Do this: Copy each line holding the string "name".

Dataset entries:
━━━━━━━━━━━━━━━━━━━━━━━━━━━━━━
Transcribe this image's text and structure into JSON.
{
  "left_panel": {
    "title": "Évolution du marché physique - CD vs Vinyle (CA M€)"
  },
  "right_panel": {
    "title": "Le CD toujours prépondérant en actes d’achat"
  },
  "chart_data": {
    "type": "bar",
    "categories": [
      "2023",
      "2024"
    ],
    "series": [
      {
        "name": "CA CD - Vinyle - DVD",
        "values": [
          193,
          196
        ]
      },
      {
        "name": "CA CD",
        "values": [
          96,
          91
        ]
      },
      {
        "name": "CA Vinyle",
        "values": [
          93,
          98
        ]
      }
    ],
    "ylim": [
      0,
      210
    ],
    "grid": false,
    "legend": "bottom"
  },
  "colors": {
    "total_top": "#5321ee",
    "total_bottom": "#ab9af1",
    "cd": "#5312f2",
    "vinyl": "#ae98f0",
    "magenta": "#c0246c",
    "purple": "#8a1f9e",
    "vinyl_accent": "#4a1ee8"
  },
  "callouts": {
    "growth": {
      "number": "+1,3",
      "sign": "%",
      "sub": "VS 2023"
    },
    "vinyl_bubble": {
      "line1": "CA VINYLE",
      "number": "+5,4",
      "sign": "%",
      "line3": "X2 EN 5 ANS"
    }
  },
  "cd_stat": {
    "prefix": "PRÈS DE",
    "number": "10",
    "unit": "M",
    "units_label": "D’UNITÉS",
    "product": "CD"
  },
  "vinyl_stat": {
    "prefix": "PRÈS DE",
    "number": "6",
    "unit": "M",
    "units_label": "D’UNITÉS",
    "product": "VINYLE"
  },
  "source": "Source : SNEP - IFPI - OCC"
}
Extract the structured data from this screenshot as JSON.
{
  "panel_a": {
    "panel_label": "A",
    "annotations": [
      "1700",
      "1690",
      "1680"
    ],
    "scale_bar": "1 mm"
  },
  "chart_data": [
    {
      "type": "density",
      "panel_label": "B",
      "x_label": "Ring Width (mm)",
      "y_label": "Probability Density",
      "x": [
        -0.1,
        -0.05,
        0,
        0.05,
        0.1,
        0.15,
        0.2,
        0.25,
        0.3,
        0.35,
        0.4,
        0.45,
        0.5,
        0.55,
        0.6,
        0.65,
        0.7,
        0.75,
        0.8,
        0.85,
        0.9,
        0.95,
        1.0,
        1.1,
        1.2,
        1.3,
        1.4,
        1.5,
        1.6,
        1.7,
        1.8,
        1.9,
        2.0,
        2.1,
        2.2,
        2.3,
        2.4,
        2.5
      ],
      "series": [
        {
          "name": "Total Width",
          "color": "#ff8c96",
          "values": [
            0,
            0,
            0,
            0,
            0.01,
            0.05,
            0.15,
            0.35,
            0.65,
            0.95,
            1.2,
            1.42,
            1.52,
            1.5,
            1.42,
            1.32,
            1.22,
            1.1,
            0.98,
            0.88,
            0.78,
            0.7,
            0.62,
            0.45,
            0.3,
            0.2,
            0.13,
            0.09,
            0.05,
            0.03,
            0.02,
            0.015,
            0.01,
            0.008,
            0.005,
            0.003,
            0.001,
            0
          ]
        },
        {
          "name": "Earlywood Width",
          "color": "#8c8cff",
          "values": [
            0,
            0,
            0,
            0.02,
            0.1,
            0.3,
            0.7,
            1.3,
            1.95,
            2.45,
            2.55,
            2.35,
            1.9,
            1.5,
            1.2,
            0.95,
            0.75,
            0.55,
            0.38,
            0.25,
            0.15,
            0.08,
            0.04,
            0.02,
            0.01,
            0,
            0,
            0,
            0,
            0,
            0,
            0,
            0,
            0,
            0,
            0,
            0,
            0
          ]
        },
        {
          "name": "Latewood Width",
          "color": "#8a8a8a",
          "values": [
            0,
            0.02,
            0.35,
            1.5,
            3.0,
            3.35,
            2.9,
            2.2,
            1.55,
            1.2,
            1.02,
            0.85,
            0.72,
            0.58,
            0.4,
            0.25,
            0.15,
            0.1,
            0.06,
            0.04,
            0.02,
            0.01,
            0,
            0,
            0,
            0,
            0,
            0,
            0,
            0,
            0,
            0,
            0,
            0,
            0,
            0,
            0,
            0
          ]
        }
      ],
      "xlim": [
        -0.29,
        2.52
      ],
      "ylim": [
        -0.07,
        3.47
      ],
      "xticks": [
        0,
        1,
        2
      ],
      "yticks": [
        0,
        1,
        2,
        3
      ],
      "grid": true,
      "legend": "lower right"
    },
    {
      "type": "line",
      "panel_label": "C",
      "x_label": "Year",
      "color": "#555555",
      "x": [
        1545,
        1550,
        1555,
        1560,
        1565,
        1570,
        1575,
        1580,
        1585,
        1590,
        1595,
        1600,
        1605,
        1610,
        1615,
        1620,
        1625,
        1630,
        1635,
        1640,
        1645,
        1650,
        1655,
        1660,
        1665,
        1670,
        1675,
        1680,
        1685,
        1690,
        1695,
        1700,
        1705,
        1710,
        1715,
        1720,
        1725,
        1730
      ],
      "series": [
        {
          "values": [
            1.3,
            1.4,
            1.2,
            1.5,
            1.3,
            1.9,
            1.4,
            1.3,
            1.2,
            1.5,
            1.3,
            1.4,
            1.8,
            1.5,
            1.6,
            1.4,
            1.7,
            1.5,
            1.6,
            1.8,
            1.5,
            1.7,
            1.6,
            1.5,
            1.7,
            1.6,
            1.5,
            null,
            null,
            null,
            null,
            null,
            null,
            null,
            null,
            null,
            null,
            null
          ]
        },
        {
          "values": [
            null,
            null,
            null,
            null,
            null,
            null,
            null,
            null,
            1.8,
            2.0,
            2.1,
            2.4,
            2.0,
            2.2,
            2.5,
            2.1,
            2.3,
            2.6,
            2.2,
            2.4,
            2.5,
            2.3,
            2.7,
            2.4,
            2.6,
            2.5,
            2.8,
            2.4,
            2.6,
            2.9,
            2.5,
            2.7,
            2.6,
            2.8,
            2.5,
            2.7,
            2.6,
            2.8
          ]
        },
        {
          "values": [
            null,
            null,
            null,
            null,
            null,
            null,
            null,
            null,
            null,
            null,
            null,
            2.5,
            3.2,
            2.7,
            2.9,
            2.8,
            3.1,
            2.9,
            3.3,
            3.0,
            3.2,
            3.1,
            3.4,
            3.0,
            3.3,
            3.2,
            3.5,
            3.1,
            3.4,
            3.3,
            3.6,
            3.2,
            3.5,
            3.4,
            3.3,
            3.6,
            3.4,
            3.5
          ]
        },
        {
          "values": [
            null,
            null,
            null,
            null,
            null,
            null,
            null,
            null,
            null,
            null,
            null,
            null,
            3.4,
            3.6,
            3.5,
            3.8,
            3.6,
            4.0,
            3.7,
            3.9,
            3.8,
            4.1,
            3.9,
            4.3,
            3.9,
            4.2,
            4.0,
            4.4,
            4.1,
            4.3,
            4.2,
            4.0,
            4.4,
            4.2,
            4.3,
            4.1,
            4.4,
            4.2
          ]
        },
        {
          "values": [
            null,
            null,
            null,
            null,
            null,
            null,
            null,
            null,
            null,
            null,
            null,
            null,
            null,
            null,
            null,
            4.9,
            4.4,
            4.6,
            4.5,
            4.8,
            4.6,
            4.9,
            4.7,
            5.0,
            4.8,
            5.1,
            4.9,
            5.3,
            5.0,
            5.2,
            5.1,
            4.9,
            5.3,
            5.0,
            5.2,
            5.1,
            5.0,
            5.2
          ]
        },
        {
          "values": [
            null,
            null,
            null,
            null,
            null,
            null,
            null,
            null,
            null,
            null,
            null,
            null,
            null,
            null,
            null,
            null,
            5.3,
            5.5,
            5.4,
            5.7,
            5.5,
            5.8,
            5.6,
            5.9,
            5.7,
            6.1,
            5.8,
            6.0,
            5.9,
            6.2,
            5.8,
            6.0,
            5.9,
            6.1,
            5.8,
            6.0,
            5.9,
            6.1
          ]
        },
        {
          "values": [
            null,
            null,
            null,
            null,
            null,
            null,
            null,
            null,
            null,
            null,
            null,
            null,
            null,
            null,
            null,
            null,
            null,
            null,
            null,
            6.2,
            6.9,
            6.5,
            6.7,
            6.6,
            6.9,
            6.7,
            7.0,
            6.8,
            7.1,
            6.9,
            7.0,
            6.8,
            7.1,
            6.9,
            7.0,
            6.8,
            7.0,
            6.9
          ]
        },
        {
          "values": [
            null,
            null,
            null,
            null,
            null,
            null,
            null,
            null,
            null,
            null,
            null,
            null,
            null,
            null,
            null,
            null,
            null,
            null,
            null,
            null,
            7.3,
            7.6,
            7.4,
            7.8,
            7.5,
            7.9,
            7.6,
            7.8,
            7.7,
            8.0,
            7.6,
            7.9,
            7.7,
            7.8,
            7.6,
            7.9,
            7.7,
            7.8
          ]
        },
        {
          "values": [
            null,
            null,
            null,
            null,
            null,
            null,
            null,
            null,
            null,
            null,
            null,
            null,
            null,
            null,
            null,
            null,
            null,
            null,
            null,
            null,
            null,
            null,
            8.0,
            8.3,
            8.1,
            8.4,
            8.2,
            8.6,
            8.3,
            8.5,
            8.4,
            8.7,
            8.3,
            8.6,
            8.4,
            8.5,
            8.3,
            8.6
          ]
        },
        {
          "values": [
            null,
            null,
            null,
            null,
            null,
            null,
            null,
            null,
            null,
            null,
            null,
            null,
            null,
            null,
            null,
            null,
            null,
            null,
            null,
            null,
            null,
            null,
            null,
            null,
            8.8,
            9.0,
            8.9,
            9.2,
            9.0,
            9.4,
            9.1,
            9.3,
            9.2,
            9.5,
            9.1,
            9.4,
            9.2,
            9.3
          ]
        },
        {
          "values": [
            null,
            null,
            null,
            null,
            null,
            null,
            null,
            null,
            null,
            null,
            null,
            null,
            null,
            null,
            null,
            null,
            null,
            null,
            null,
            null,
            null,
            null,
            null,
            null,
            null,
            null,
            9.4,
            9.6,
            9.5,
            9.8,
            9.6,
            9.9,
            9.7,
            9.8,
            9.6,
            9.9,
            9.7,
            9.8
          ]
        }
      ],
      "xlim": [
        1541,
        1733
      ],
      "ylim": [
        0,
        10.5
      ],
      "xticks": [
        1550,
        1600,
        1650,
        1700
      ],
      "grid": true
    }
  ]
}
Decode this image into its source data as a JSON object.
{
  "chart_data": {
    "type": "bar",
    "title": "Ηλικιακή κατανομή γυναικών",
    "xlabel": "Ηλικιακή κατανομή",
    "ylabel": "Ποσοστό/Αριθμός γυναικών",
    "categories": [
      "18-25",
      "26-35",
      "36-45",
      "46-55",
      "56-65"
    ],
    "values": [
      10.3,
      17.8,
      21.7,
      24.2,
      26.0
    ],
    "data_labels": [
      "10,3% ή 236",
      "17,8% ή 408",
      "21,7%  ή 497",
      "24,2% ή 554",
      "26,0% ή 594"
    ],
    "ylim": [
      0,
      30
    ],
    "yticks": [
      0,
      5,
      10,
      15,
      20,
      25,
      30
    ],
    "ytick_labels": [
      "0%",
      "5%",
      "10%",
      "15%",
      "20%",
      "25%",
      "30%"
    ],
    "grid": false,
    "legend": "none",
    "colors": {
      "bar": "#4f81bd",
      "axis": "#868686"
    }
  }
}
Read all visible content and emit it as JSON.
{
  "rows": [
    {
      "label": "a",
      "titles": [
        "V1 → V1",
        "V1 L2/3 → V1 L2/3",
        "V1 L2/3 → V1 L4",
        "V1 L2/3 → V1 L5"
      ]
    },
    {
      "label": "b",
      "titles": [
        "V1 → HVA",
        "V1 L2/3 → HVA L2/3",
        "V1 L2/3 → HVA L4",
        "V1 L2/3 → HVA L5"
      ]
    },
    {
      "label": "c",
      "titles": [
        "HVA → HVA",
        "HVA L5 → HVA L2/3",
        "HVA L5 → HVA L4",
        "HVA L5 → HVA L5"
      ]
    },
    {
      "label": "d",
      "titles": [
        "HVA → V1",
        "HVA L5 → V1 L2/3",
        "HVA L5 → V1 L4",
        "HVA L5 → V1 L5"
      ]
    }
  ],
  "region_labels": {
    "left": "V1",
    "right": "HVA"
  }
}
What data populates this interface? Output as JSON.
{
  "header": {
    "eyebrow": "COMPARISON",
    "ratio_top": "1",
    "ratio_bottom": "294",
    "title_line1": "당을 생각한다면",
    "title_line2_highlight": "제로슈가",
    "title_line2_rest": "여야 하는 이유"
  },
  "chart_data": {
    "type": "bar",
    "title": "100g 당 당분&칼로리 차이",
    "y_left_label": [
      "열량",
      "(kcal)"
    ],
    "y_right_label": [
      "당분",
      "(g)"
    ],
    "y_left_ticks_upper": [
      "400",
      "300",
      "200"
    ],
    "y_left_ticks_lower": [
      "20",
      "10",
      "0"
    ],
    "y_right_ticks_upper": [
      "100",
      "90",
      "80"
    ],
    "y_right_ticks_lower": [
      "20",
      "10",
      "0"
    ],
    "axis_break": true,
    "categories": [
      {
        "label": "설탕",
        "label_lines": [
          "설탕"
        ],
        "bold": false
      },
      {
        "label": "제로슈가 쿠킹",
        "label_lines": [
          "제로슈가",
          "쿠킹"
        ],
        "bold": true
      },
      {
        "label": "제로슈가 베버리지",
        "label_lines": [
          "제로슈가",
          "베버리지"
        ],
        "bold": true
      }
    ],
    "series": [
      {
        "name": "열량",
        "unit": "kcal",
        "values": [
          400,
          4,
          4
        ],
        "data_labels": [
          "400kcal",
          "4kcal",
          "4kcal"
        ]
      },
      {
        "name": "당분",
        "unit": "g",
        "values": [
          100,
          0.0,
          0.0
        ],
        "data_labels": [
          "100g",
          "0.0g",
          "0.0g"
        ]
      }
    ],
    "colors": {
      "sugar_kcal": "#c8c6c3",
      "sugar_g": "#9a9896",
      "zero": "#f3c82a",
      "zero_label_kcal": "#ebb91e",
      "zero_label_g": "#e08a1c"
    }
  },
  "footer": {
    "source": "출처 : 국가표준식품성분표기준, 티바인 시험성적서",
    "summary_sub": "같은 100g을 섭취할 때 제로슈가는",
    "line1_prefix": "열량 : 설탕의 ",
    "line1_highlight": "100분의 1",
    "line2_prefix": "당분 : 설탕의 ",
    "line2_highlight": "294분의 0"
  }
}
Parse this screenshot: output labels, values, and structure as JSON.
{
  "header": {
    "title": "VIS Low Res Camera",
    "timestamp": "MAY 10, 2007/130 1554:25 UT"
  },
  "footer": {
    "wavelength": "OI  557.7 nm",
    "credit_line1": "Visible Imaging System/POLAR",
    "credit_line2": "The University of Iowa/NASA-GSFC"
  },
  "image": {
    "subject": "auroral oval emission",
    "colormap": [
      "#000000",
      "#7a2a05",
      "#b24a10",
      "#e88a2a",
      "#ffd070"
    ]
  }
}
━━━━━━━━━━━━━━━━━━━━━━━━━━━━━━
The answer:
        "name": "CA CD - Vinyle - DVD",
        "name": "CA CD",
        "name": "CA Vinyle",
          "name": "Total Width",
          "name": "Earlywood Width",
          "name": "Latewood Width",
        "name": "열량",
        "name": "당분",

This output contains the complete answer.